--- Begin ---

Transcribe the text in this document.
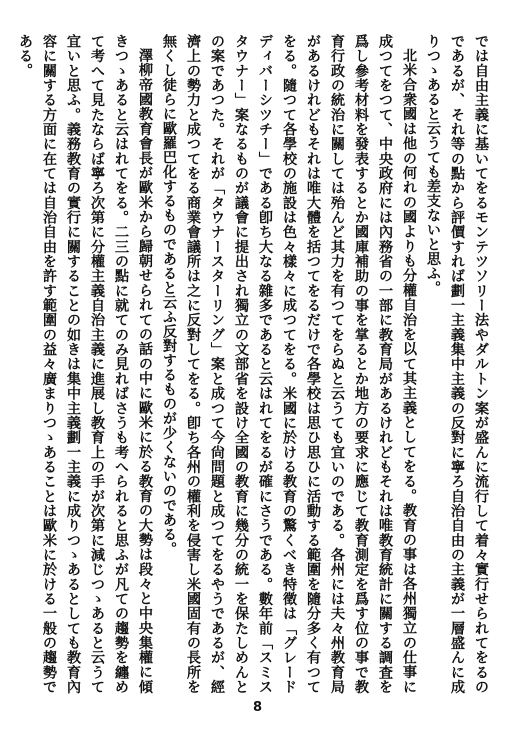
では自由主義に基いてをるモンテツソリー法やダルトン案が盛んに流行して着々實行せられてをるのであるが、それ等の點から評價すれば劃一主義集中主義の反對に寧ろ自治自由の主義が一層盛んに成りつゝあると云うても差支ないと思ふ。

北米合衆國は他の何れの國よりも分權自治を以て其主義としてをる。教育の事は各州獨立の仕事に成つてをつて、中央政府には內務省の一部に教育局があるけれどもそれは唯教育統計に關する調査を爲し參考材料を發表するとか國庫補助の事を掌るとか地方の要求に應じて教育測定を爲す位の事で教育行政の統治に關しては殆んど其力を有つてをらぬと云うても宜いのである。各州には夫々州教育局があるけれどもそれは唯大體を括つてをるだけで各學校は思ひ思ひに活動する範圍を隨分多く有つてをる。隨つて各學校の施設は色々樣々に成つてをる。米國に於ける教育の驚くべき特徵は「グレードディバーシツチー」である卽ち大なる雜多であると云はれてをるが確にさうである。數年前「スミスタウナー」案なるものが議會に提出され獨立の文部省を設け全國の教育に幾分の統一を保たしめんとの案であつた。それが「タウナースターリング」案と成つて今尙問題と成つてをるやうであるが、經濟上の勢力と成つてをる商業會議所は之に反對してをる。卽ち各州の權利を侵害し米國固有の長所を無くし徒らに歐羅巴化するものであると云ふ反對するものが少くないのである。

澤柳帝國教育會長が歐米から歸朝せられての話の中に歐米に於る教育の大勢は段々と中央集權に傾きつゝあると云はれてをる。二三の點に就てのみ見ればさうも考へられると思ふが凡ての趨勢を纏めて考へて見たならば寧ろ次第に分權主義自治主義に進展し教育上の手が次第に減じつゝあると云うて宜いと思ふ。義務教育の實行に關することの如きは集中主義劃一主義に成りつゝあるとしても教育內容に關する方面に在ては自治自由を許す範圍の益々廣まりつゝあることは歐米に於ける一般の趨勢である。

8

--- End ---
--- Begin ---

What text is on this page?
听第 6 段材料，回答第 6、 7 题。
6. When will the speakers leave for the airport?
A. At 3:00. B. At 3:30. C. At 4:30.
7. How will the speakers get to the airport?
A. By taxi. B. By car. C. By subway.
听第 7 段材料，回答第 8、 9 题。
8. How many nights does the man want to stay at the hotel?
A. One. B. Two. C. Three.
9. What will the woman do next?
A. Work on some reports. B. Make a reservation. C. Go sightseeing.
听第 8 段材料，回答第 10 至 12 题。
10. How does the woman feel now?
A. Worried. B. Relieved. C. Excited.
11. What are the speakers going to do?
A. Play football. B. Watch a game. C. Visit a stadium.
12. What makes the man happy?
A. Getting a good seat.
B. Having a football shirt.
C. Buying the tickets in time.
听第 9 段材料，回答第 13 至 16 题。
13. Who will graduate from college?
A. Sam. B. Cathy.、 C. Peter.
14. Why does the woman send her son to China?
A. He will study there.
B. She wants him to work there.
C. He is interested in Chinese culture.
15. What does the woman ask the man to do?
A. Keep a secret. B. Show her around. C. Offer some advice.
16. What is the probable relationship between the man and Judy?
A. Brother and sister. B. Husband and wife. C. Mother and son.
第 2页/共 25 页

--- End ---

→ **Task details**
Filter the records above for lines containing the word "text", and copy those lines.

→ **Output for this exercise**
Transcribe the text in this document.
What text is on this page?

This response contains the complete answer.